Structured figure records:
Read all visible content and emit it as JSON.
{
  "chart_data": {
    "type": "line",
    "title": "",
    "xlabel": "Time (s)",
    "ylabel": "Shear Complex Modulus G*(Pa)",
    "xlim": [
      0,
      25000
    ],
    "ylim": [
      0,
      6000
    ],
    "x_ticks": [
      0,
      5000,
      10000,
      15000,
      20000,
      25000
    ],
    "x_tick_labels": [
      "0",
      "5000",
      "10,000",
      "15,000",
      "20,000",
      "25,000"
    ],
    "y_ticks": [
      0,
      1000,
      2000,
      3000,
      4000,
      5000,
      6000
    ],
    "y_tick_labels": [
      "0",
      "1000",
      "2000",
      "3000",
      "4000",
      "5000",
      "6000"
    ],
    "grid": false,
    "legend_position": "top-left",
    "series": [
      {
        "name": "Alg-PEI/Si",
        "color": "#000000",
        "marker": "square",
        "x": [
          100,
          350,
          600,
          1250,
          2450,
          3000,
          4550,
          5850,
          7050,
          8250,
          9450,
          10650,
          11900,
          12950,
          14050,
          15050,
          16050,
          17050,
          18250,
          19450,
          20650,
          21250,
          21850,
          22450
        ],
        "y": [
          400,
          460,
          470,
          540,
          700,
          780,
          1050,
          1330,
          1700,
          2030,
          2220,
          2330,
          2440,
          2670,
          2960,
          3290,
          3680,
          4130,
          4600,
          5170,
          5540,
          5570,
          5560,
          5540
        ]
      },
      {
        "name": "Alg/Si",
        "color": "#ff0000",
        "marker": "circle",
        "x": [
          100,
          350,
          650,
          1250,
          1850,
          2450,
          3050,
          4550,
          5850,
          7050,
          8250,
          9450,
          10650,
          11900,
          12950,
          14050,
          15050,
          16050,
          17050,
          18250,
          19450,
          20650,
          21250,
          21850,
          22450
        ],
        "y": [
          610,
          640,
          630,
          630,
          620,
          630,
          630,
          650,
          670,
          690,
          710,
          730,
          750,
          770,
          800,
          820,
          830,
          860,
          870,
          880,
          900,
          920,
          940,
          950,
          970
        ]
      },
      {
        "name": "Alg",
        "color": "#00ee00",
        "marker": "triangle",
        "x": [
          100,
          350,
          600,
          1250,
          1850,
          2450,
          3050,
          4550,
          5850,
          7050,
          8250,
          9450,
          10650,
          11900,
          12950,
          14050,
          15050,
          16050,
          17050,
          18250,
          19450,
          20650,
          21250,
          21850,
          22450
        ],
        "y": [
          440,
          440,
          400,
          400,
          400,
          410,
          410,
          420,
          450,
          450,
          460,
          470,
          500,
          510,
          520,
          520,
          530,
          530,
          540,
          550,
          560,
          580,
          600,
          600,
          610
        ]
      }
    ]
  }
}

▶ What is expected
Emit the full listing verbatim.

▶ Written response
Read all visible content and emit it as JSON.
{
  "chart_data": {
    "type": "line",
    "title": "",
    "xlabel": "Time (s)",
    "ylabel": "Shear Complex Modulus G*(Pa)",
    "xlim": [
      0,
      25000
    ],
    "ylim": [
      0,
      6000
    ],
    "x_ticks": [
      0,
      5000,
      10000,
      15000,
      20000,
      25000
    ],
    "x_tick_labels": [
      "0",
      "5000",
      "10,000",
      "15,000",
      "20,000",
      "25,000"
    ],
    "y_ticks": [
      0,
      1000,
      2000,
      3000,
      4000,
      5000,
      6000
    ],
    "y_tick_labels": [
      "0",
      "1000",
      "2000",
      "3000",
      "4000",
      "5000",
      "6000"
    ],
    "grid": false,
    "legend_position": "top-left",
    "series": [
      {
        "name": "Alg-PEI/Si",
        "color": "#000000",
        "marker": "square",
        "x": [
          100,
          350,
          600,
          1250,
          2450,
          3000,
          4550,
          5850,
          7050,
          8250,
          9450,
          10650,
          11900,
          12950,
          14050,
          15050,
          16050,
          17050,
          18250,
          19450,
          20650,
          21250,
          21850,
          22450
        ],
        "y": [
          400,
          460,
          470,
          540,
          700,
          780,
          1050,
          1330,
          1700,
          2030,
          2220,
          2330,
          2440,
          2670,
          2960,
          3290,
          3680,
          4130,
          4600,
          5170,
          5540,
          5570,
          5560,
          5540
        ]
      },
      {
        "name": "Alg/Si",
        "color": "#ff0000",
        "marker": "circle",
        "x": [
          100,
          350,
          650,
          1250,
          1850,
          2450,
          3050,
          4550,
          5850,
          7050,
          8250,
          9450,
          10650,
          11900,
          12950,
          14050,
          15050,
          16050,
          17050,
          18250,
          19450,
          20650,
          21250,
          21850,
          22450
        ],
        "y": [
          610,
          640,
          630,
          630,
          620,
          630,
          630,
          650,
          670,
          690,
          710,
          730,
          750,
          770,
          800,
          820,
          830,
          860,
          870,
          880,
          900,
          920,
          940,
          950,
          970
        ]
      },
      {
        "name": "Alg",
        "color": "#00ee00",
        "marker": "triangle",
        "x": [
          100,
          350,
          600,
          1250,
          1850,
          2450,
          3050,
          4550,
          5850,
          7050,
          8250,
          9450,
          10650,
          11900,
          12950,
          14050,
          15050,
          16050,
          17050,
          18250,
          19450,
          20650,
          21250,
          21850,
          22450
        ],
        "y": [
          440,
          440,
          400,
          400,
          400,
          410,
          410,
          420,
          450,
          450,
          460,
          470,
          500,
          510,
          520,
          520,
          530,
          530,
          540,
          550,
          560,
          580,
          600,
          600,
          610
        ]
      }
    ]
  }
}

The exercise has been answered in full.